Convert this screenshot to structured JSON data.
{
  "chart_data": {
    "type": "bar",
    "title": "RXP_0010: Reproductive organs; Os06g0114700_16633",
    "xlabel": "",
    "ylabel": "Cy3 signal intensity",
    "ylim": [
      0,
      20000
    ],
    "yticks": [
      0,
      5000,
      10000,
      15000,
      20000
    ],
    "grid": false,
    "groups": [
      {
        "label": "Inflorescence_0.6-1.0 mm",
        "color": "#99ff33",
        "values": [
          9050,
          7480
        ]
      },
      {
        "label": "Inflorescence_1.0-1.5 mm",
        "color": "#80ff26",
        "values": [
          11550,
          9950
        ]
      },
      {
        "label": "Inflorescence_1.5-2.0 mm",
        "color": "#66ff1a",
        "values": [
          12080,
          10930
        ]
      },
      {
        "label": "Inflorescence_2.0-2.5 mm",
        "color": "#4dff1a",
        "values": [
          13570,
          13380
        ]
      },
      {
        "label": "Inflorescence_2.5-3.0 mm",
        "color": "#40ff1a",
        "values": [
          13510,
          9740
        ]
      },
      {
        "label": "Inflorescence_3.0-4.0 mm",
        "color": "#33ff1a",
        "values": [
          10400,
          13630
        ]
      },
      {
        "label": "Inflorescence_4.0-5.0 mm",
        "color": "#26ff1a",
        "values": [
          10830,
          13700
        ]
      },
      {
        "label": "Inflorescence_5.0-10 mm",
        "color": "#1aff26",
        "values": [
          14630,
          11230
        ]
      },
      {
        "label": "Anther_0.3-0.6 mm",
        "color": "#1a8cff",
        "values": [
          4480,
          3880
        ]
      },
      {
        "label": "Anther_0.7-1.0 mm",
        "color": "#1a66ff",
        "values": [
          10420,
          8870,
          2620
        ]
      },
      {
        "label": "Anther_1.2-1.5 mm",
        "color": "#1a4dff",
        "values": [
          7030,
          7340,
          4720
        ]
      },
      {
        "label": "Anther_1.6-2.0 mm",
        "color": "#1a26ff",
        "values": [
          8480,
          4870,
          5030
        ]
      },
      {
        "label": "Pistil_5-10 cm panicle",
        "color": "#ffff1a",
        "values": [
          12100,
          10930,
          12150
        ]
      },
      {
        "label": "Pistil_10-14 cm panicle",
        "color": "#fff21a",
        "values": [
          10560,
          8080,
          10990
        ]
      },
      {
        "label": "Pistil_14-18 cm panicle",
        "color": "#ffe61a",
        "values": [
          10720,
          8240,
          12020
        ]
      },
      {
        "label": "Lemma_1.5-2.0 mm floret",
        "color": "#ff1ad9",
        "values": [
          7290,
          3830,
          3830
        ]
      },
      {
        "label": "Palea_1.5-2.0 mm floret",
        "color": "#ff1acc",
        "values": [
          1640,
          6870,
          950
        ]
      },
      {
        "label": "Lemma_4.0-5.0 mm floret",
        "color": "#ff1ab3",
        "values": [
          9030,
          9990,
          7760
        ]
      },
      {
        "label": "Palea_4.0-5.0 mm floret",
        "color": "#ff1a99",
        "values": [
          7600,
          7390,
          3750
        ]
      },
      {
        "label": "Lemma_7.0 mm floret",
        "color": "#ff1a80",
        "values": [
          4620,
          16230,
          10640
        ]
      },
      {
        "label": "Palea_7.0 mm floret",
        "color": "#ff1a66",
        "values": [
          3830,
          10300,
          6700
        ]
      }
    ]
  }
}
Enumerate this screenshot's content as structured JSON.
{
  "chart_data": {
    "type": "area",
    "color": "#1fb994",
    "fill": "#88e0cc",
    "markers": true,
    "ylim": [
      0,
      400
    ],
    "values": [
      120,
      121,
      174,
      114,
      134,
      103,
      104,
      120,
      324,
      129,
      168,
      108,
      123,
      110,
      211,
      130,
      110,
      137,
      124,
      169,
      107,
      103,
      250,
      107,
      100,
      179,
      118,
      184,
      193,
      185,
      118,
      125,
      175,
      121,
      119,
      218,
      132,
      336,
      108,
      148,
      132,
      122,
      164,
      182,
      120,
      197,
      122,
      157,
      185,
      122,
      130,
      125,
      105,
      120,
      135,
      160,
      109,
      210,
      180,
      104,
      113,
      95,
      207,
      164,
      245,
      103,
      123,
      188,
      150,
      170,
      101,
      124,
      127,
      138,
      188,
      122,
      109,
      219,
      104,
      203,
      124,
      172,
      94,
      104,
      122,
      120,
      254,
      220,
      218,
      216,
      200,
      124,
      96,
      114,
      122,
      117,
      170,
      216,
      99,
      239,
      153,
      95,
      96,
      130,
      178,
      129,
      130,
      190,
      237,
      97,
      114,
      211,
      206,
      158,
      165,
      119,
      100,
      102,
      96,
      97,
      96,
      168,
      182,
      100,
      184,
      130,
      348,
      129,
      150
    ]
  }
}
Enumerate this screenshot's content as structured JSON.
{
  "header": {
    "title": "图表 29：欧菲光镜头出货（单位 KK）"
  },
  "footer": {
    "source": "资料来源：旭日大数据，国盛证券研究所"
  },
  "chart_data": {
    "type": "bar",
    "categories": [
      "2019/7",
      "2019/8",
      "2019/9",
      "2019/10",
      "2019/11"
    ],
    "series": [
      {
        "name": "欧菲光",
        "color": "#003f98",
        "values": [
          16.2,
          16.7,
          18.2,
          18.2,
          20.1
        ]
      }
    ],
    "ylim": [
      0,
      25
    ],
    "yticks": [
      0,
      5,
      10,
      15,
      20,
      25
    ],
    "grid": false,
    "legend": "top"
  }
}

┄┄┄┄┄┄┄┄┄┄

Goal:
Copy out each line exactly.

Solution to this exercise:
Convert this screenshot to structured JSON data.
{
  "chart_data": {
    "type": "bar",
    "title": "RXP_0010: Reproductive organs; Os06g0114700_16633",
    "xlabel": "",
    "ylabel": "Cy3 signal intensity",
    "ylim": [
      0,
      20000
    ],
    "yticks": [
      0,
      5000,
      10000,
      15000,
      20000
    ],
    "grid": false,
    "groups": [
      {
        "label": "Inflorescence_0.6-1.0 mm",
        "color": "#99ff33",
        "values": [
          9050,
          7480
        ]
      },
      {
        "label": "Inflorescence_1.0-1.5 mm",
        "color": "#80ff26",
        "values": [
          11550,
          9950
        ]
      },
      {
        "label": "Inflorescence_1.5-2.0 mm",
        "color": "#66ff1a",
        "values": [
          12080,
          10930
        ]
      },
      {
        "label": "Inflorescence_2.0-2.5 mm",
        "color": "#4dff1a",
        "values": [
          13570,
          13380
        ]
      },
      {
        "label": "Inflorescence_2.5-3.0 mm",
        "color": "#40ff1a",
        "values": [
          13510,
          9740
        ]
      },
      {
        "label": "Inflorescence_3.0-4.0 mm",
        "color": "#33ff1a",
        "values": [
          10400,
          13630
        ]
      },
      {
        "label": "Inflorescence_4.0-5.0 mm",
        "color": "#26ff1a",
        "values": [
          10830,
          13700
        ]
      },
      {
        "label": "Inflorescence_5.0-10 mm",
        "color": "#1aff26",
        "values": [
          14630,
          11230
        ]
      },
      {
        "label": "Anther_0.3-0.6 mm",
        "color": "#1a8cff",
        "values": [
          4480,
          3880
        ]
      },
      {
        "label": "Anther_0.7-1.0 mm",
        "color": "#1a66ff",
        "values": [
          10420,
          8870,
          2620
        ]
      },
      {
        "label": "Anther_1.2-1.5 mm",
        "color": "#1a4dff",
        "values": [
          7030,
          7340,
          4720
        ]
      },
      {
        "label": "Anther_1.6-2.0 mm",
        "color": "#1a26ff",
        "values": [
          8480,
          4870,
          5030
        ]
      },
      {
        "label": "Pistil_5-10 cm panicle",
        "color": "#ffff1a",
        "values": [
          12100,
          10930,
          12150
        ]
      },
      {
        "label": "Pistil_10-14 cm panicle",
        "color": "#fff21a",
        "values": [
          10560,
          8080,
          10990
        ]
      },
      {
        "label": "Pistil_14-18 cm panicle",
        "color": "#ffe61a",
        "values": [
          10720,
          8240,
          12020
        ]
      },
      {
        "label": "Lemma_1.5-2.0 mm floret",
        "color": "#ff1ad9",
        "values": [
          7290,
          3830,
          3830
        ]
      },
      {
        "label": "Palea_1.5-2.0 mm floret",
        "color": "#ff1acc",
        "values": [
          1640,
          6870,
          950
        ]
      },
      {
        "label": "Lemma_4.0-5.0 mm floret",
        "color": "#ff1ab3",
        "values": [
          9030,
          9990,
          7760
        ]
      },
      {
        "label": "Palea_4.0-5.0 mm floret",
        "color": "#ff1a99",
        "values": [
          7600,
          7390,
          3750
        ]
      },
      {
        "label": "Lemma_7.0 mm floret",
        "color": "#ff1a80",
        "values": [
          4620,
          16230,
          10640
        ]
      },
      {
        "label": "Palea_7.0 mm floret",
        "color": "#ff1a66",
        "values": [
          3830,
          10300,
          6700
        ]
      }
    ]
  }
}
Enumerate this screenshot's content as structured JSON.
{
  "chart_data": {
    "type": "area",
    "color": "#1fb994",
    "fill": "#88e0cc",
    "markers": true,
    "ylim": [
      0,
      400
    ],
    "values": [
      120,
      121,
      174,
      114,
      134,
      103,
      104,
      120,
      324,
      129,
      168,
      108,
      123,
      110,
      211,
      130,
      110,
      137,
      124,
      169,
      107,
      103,
      250,
      107,
      100,
      179,
      118,
      184,
      193,
      185,
      118,
      125,
      175,
      121,
      119,
      218,
      132,
      336,
      108,
      148,
      132,
      122,
      164,
      182,
      120,
      197,
      122,
      157,
      185,
      122,
      130,
      125,
      105,
      120,
      135,
      160,
      109,
      210,
      180,
      104,
      113,
      95,
      207,
      164,
      245,
      103,
      123,
      188,
      150,
      170,
      101,
      124,
      127,
      138,
      188,
      122,
      109,
      219,
      104,
      203,
      124,
      172,
      94,
      104,
      122,
      120,
      254,
      220,
      218,
      216,
      200,
      124,
      96,
      114,
      122,
      117,
      170,
      216,
      99,
      239,
      153,
      95,
      96,
      130,
      178,
      129,
      130,
      190,
      237,
      97,
      114,
      211,
      206,
      158,
      165,
      119,
      100,
      102,
      96,
      97,
      96,
      168,
      182,
      100,
      184,
      130,
      348,
      129,
      150
    ]
  }
}
Enumerate this screenshot's content as structured JSON.
{
  "header": {
    "title": "图表 29：欧菲光镜头出货（单位 KK）"
  },
  "footer": {
    "source": "资料来源：旭日大数据，国盛证券研究所"
  },
  "chart_data": {
    "type": "bar",
    "categories": [
      "2019/7",
      "2019/8",
      "2019/9",
      "2019/10",
      "2019/11"
    ],
    "series": [
      {
        "name": "欧菲光",
        "color": "#003f98",
        "values": [
          16.2,
          16.7,
          18.2,
          18.2,
          20.1
        ]
      }
    ],
    "ylim": [
      0,
      25
    ],
    "yticks": [
      0,
      5,
      10,
      15,
      20,
      25
    ],
    "grid": false,
    "legend": "top"
  }
}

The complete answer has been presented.